Naturalmente Palmi dovrà essere uno dei pilastri della rassegna e inviare articoli generali che rendano possibile anche sostanzialmente la rinascita del vecchio Ordine nuovo. Ho sempre trascurato di dare indicazioni per la collaborazione di Valle[14] perché penso che egli vorrà avere via libera in proposito. Digli che però vorrei avere un suo articolo sintetico sulla questione della riforma Gentile della scuola. Sintetico ha naturalmente un significato logico e non metrico decimale. L’articolo potrebbe anche essere di cinque colonne e diventare il nucleo centrale di un numero.
E Lanzi cosa fa? Anche egli deve collaborare. Specialmente sulla questione sindacale. Scrivigli e avvertilo che desidero sapere qualche cosa sulla attività e sulle sue opinioni dei fatti che si svolgono.
Saluti.
Gramsci[15]
Quindi Gramsci propone a Togliatti di curare la rubrica La battaglia delle idee dell’«Ordine Nuovo»[16] e fa presente che vorrebbe fra i collaboratori, nonostante faccia parte della minoranza, Angelo Tasca.
Il 12 gennaio risponde a Terracini:
Insisto nel mio atteggiamento perché lo ritengo il più opportuno e doveroso. La tua lettera non fa che confermarmi in questa decisione, specialmente per quello che dici a proposito del ponte che voi avreste rappresentato in questo periodo passato. Bisogna che anche tu, Negri e Palmi vi decidiate per la chiarezza, per una posizione che sia la più vicina ai vostri intimi convincimenti e non alla vostra qualità di «ponti». Potremo così insieme fare un grande lavoro e dare al nostro partito tutto lo sviluppo che la situazione gli permette[17].
Nella stessa lettera propone il progetto «di una rassegna trimestrale in grande formato (250-300 pagine ogni tre mesi) che potrebbe intitolarsi Critica proletaria»[18] con la partecipazione di tutti i dirigenti del partito, fra cui anche Bordiga, Graziadei e Tasca, animatori della minoranza.
In una lunga lettera del 9 febbraio 1924 a Togliatti, Terracini e altri compagni Gramsci chiarisce le sue posizioni in specie in relazione al manifesto di Bordiga. Bisogna evitare lo scontro con l’Internazionale, va intrapresa una nuova direzione di azione da parte del partito iniziando dall’organizzazione, carente e con scarsa propensione ad affrontare le questioni a partire dal movimento spontaneo delle masse:
Non si è concepito il partito come il risultato di un processo dialettico in cui convergono il movimento spontaneo delle masse rivoluzionarie e la volontà organizzativa e direttiva del centro, ma solo come un qualche cosa di campato in aria, che si sviluppa in sé e per sé e che le masse raggiungeranno quando la situazione sia propizia e la cresta dell’ondata rivoluzionaria giunga fino alla sua altezza, oppure quando il centro del partito ritenga di dover iniziare una offensiva e si abbassi alla massa per stimolarla e portarla all’azione[19].

Dati grezzi.
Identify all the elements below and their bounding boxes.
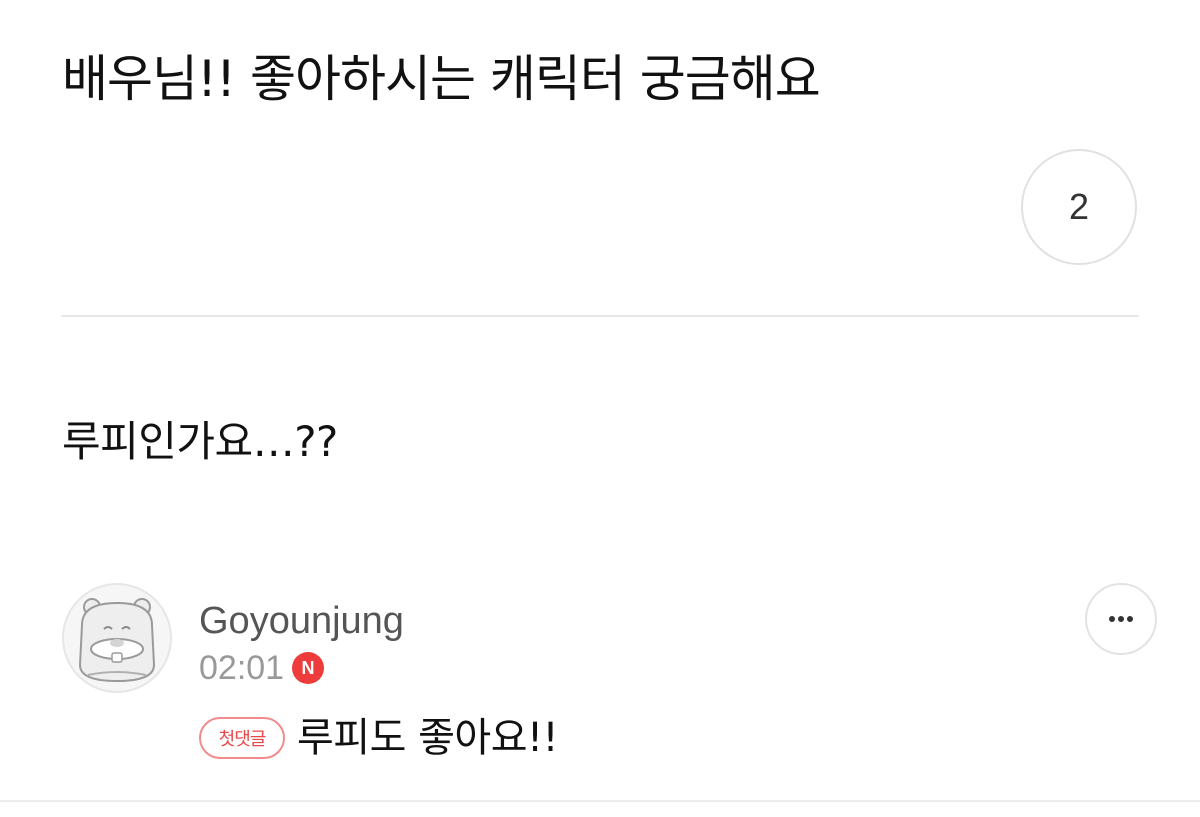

Da svolgere.
**A.** Secondo il brano, quante pagine ogni tre mesi avrebbe dovuto avere la rassegna trimestrale proposta?
**B.** Per favore, ritrascrivi senza alcuna modifica la parte del brano che si apre con le parole contenenti "Il 12 gennaio" e si chiude con "animatori della minoranza.".
I dati costituiscono materiale a sé, distinto dal brano.

Le risposte.
**A.** Dalle 250 alle 300 pagine.

**B.**
Il 12 gennaio risponde a Terracini:
Insisto nel mio atteggiamento perché lo ritengo il più opportuno e doveroso. La tua lettera non fa che confermarmi in questa decisione, specialmente per quello che dici a proposito del ponte che voi avreste rappresentato in questo periodo passato. Bisogna che anche tu, Negri e Palmi vi decidiate per la chiarezza, per una posizione che sia la più vicina ai vostri intimi convincimenti e non alla vostra qualità di «ponti». Potremo così insieme fare un grande lavoro e dare al nostro partito tutto lo sviluppo che la situazione gli permette[17].
Nella stessa lettera propone il progetto «di una rassegna trimestrale in grande formato (250-300 pagine ogni tre mesi) che potrebbe intitolarsi Critica proletaria»[18] con la partecipazione di tutti i dirigenti del partito, fra cui anche Bordiga, Graziadei e Tasca, animatori della minoranza.